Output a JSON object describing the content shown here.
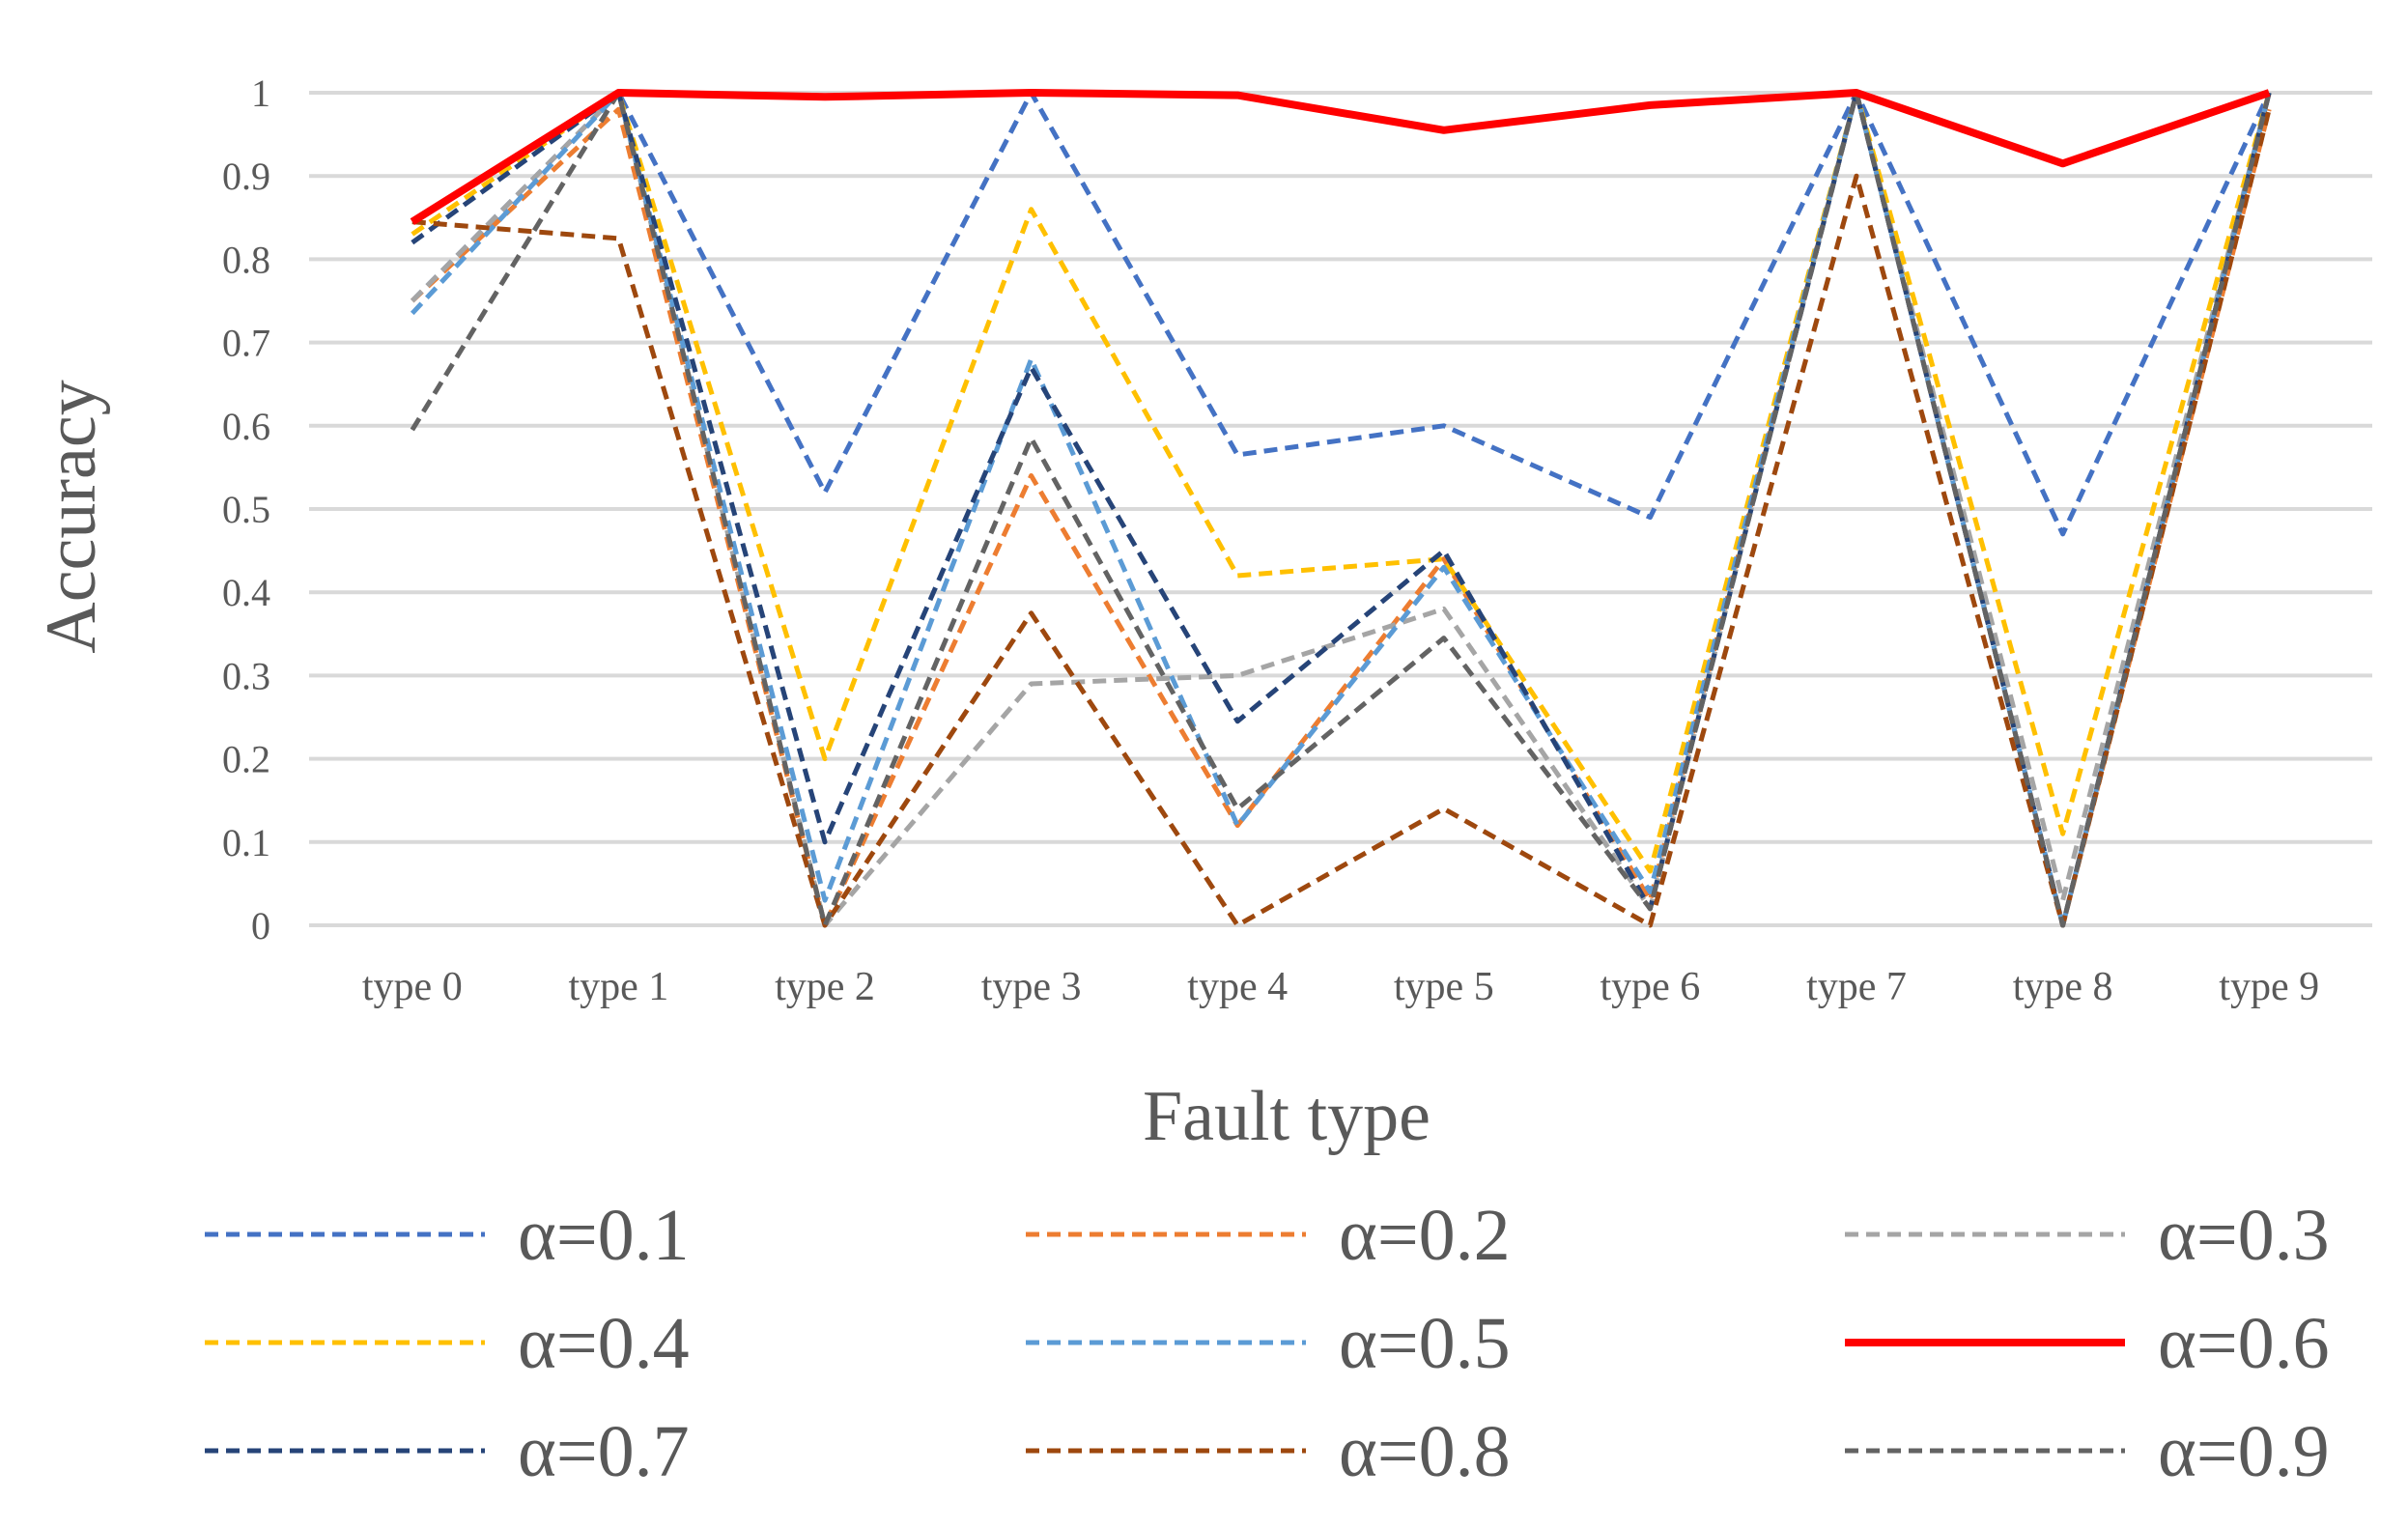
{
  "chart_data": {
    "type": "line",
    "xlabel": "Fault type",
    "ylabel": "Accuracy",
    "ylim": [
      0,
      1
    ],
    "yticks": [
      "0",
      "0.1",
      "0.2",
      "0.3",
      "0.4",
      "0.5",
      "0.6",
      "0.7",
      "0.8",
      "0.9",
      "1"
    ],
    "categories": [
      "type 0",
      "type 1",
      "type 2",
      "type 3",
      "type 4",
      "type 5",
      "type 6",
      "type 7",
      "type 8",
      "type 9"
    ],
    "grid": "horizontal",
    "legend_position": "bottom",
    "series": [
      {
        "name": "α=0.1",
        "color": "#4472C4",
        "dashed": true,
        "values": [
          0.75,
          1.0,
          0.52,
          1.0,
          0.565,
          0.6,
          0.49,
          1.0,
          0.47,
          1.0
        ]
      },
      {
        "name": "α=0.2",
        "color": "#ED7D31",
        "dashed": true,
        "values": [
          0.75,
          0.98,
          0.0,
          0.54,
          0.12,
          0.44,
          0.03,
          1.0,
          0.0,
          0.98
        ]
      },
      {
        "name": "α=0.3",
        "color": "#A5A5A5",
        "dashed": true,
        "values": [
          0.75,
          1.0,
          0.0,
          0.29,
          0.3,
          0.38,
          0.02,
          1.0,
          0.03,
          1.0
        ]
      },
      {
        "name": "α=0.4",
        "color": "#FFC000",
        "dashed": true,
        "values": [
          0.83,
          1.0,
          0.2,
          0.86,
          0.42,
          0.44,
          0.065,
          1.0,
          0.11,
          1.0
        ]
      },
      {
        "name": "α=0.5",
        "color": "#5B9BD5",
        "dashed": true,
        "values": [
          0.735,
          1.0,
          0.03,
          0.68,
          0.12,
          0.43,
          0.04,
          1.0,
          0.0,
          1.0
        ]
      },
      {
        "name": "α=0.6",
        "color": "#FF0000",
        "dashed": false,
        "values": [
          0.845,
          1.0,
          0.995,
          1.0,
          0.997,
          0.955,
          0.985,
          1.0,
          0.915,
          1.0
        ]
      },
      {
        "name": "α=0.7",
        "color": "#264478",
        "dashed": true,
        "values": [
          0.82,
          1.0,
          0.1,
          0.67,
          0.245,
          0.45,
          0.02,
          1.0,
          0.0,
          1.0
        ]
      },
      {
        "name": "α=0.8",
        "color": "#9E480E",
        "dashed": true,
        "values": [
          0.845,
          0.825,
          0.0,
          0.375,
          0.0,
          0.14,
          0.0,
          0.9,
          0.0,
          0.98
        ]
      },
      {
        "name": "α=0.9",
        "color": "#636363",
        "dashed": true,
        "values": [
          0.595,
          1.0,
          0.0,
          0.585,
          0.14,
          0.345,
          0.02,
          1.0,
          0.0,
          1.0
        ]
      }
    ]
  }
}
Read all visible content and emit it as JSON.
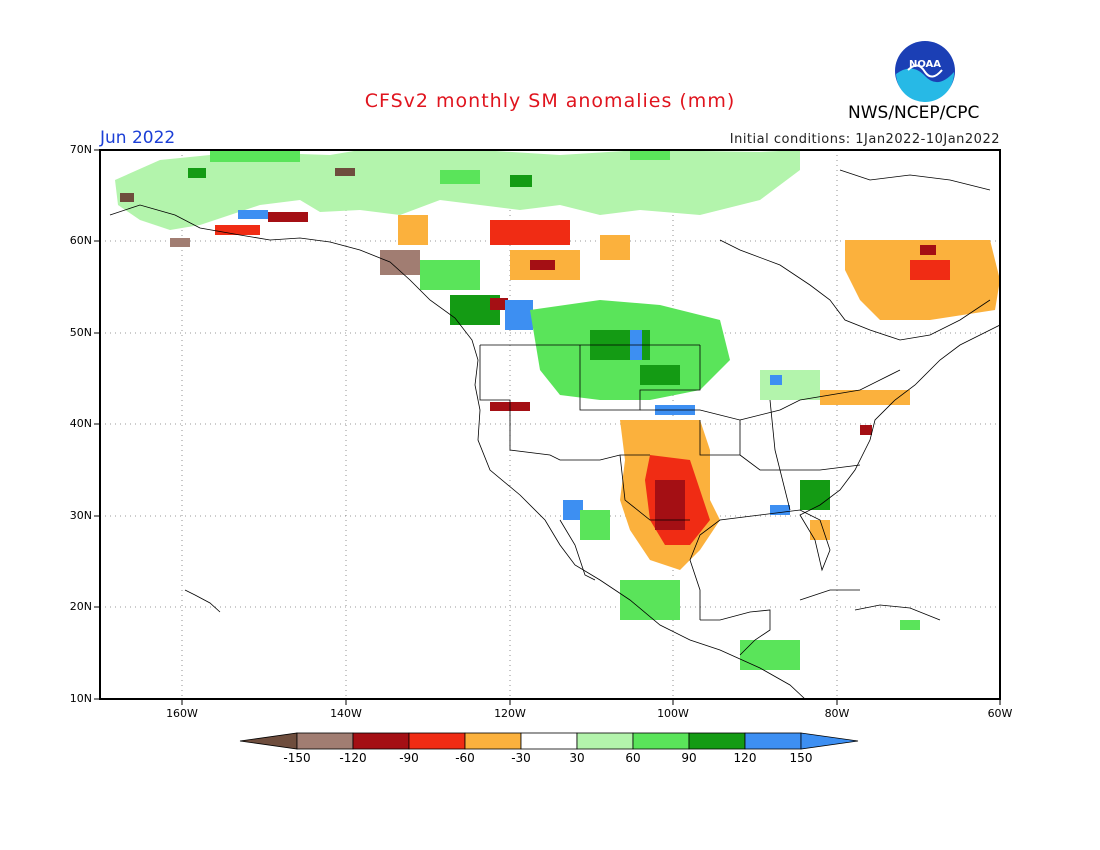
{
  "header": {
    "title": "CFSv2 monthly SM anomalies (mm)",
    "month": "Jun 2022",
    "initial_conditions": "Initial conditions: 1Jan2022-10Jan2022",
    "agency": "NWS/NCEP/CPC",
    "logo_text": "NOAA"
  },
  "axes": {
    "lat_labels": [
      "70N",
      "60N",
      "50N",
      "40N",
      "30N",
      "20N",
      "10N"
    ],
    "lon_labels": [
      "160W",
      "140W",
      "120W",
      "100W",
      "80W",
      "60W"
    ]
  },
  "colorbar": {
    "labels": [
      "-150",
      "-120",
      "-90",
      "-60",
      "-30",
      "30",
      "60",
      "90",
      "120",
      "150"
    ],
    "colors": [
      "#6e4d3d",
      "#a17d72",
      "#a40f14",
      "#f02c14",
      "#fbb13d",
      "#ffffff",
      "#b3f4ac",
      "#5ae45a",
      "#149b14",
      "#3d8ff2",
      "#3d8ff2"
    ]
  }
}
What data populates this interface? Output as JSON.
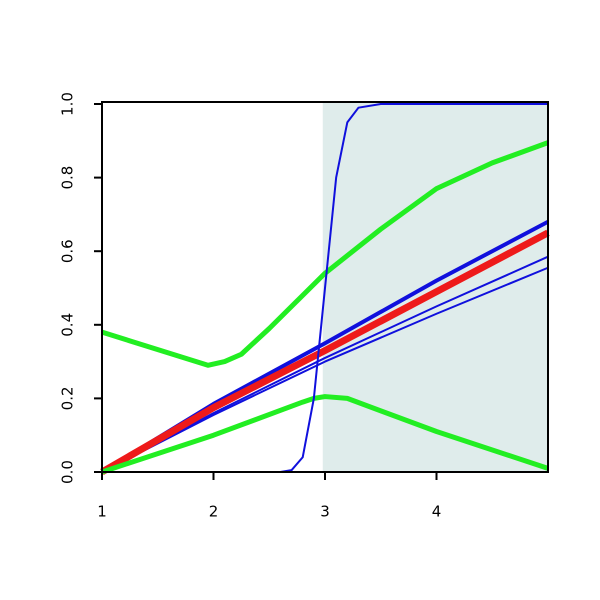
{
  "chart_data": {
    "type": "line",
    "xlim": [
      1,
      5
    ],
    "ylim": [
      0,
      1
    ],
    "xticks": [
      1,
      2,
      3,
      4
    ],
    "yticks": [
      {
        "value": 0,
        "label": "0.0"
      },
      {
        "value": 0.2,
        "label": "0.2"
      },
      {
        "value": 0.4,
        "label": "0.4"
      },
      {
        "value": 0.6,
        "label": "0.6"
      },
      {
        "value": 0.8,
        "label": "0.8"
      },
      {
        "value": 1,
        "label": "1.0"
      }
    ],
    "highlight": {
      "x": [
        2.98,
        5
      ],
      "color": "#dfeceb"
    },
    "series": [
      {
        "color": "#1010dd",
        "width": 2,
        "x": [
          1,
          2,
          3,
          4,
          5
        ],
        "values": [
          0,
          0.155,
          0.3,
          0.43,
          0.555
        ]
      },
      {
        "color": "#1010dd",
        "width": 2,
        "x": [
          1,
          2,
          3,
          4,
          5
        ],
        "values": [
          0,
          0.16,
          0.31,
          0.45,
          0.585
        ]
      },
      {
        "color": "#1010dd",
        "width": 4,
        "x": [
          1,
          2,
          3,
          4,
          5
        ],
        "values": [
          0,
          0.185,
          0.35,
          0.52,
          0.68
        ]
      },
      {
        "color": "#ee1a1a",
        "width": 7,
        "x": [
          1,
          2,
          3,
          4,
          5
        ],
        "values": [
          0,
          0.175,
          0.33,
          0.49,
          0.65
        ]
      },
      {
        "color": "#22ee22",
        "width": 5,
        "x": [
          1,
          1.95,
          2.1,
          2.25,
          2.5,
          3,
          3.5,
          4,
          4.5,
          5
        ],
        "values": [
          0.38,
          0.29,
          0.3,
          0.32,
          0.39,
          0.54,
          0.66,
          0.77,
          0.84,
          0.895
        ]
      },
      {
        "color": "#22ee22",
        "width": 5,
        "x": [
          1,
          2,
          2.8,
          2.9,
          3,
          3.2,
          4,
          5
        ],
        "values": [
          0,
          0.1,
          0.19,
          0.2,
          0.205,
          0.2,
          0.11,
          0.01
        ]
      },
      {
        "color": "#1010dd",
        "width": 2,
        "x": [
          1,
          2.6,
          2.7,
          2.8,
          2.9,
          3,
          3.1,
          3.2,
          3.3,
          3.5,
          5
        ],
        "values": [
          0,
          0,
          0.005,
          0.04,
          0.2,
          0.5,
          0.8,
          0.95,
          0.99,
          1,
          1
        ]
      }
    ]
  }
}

- _Direction_
Return the entries unchanged, save for the pictures, which do not belong in the copy.

- _Exercise answer_
Output a JSON object describing the content shown here.
{
  "chart_data": {
    "type": "line",
    "xlabel": "Fault type",
    "ylabel": "Accuracy",
    "ylim": [
      0,
      1
    ],
    "yticks": [
      "0",
      "0.1",
      "0.2",
      "0.3",
      "0.4",
      "0.5",
      "0.6",
      "0.7",
      "0.8",
      "0.9",
      "1"
    ],
    "categories": [
      "type 0",
      "type 1",
      "type 2",
      "type 3",
      "type 4",
      "type 5",
      "type 6",
      "type 7",
      "type 8",
      "type 9"
    ],
    "grid": "horizontal",
    "legend_position": "bottom",
    "series": [
      {
        "name": "α=0.1",
        "color": "#4472C4",
        "dashed": true,
        "values": [
          0.75,
          1.0,
          0.52,
          1.0,
          0.565,
          0.6,
          0.49,
          1.0,
          0.47,
          1.0
        ]
      },
      {
        "name": "α=0.2",
        "color": "#ED7D31",
        "dashed": true,
        "values": [
          0.75,
          0.98,
          0.0,
          0.54,
          0.12,
          0.44,
          0.03,
          1.0,
          0.0,
          0.98
        ]
      },
      {
        "name": "α=0.3",
        "color": "#A5A5A5",
        "dashed": true,
        "values": [
          0.75,
          1.0,
          0.0,
          0.29,
          0.3,
          0.38,
          0.02,
          1.0,
          0.03,
          1.0
        ]
      },
      {
        "name": "α=0.4",
        "color": "#FFC000",
        "dashed": true,
        "values": [
          0.83,
          1.0,
          0.2,
          0.86,
          0.42,
          0.44,
          0.065,
          1.0,
          0.11,
          1.0
        ]
      },
      {
        "name": "α=0.5",
        "color": "#5B9BD5",
        "dashed": true,
        "values": [
          0.735,
          1.0,
          0.03,
          0.68,
          0.12,
          0.43,
          0.04,
          1.0,
          0.0,
          1.0
        ]
      },
      {
        "name": "α=0.6",
        "color": "#FF0000",
        "dashed": false,
        "values": [
          0.845,
          1.0,
          0.995,
          1.0,
          0.997,
          0.955,
          0.985,
          1.0,
          0.915,
          1.0
        ]
      },
      {
        "name": "α=0.7",
        "color": "#264478",
        "dashed": true,
        "values": [
          0.82,
          1.0,
          0.1,
          0.67,
          0.245,
          0.45,
          0.02,
          1.0,
          0.0,
          1.0
        ]
      },
      {
        "name": "α=0.8",
        "color": "#9E480E",
        "dashed": true,
        "values": [
          0.845,
          0.825,
          0.0,
          0.375,
          0.0,
          0.14,
          0.0,
          0.9,
          0.0,
          0.98
        ]
      },
      {
        "name": "α=0.9",
        "color": "#636363",
        "dashed": true,
        "values": [
          0.595,
          1.0,
          0.0,
          0.585,
          0.14,
          0.345,
          0.02,
          1.0,
          0.0,
          1.0
        ]
      }
    ]
  }
}
Read all visible content and emit it as JSON.
{
  "header": {
    "title": "CFSv2 monthly SM anomalies (mm)",
    "month": "Jun 2022",
    "initial_conditions": "Initial conditions: 1Jan2022-10Jan2022",
    "agency": "NWS/NCEP/CPC",
    "logo_text": "NOAA"
  },
  "axes": {
    "lat_labels": [
      "70N",
      "60N",
      "50N",
      "40N",
      "30N",
      "20N",
      "10N"
    ],
    "lon_labels": [
      "160W",
      "140W",
      "120W",
      "100W",
      "80W",
      "60W"
    ]
  },
  "colorbar": {
    "labels": [
      "-150",
      "-120",
      "-90",
      "-60",
      "-30",
      "30",
      "60",
      "90",
      "120",
      "150"
    ],
    "colors": [
      "#6e4d3d",
      "#a17d72",
      "#a40f14",
      "#f02c14",
      "#fbb13d",
      "#ffffff",
      "#b3f4ac",
      "#5ae45a",
      "#149b14",
      "#3d8ff2",
      "#3d8ff2"
    ]
  }
}
What data populates this interface? Output as JSON.
{
  "chart_data": {
    "type": "line",
    "xlim": [
      1,
      5
    ],
    "ylim": [
      0,
      1
    ],
    "xticks": [
      1,
      2,
      3,
      4
    ],
    "yticks": [
      {
        "value": 0,
        "label": "0.0"
      },
      {
        "value": 0.2,
        "label": "0.2"
      },
      {
        "value": 0.4,
        "label": "0.4"
      },
      {
        "value": 0.6,
        "label": "0.6"
      },
      {
        "value": 0.8,
        "label": "0.8"
      },
      {
        "value": 1,
        "label": "1.0"
      }
    ],
    "highlight": {
      "x": [
        2.98,
        5
      ],
      "color": "#dfeceb"
    },
    "series": [
      {
        "color": "#1010dd",
        "width": 2,
        "x": [
          1,
          2,
          3,
          4,
          5
        ],
        "values": [
          0,
          0.155,
          0.3,
          0.43,
          0.555
        ]
      },
      {
        "color": "#1010dd",
        "width": 2,
        "x": [
          1,
          2,
          3,
          4,
          5
        ],
        "values": [
          0,
          0.16,
          0.31,
          0.45,
          0.585
        ]
      },
      {
        "color": "#1010dd",
        "width": 4,
        "x": [
          1,
          2,
          3,
          4,
          5
        ],
        "values": [
          0,
          0.185,
          0.35,
          0.52,
          0.68
        ]
      },
      {
        "color": "#ee1a1a",
        "width": 7,
        "x": [
          1,
          2,
          3,
          4,
          5
        ],
        "values": [
          0,
          0.175,
          0.33,
          0.49,
          0.65
        ]
      },
      {
        "color": "#22ee22",
        "width": 5,
        "x": [
          1,
          1.95,
          2.1,
          2.25,
          2.5,
          3,
          3.5,
          4,
          4.5,
          5
        ],
        "values": [
          0.38,
          0.29,
          0.3,
          0.32,
          0.39,
          0.54,
          0.66,
          0.77,
          0.84,
          0.895
        ]
      },
      {
        "color": "#22ee22",
        "width": 5,
        "x": [
          1,
          2,
          2.8,
          2.9,
          3,
          3.2,
          4,
          5
        ],
        "values": [
          0,
          0.1,
          0.19,
          0.2,
          0.205,
          0.2,
          0.11,
          0.01
        ]
      },
      {
        "color": "#1010dd",
        "width": 2,
        "x": [
          1,
          2.6,
          2.7,
          2.8,
          2.9,
          3,
          3.1,
          3.2,
          3.3,
          3.5,
          5
        ],
        "values": [
          0,
          0,
          0.005,
          0.04,
          0.2,
          0.5,
          0.8,
          0.95,
          0.99,
          1,
          1
        ]
      }
    ]
  }
}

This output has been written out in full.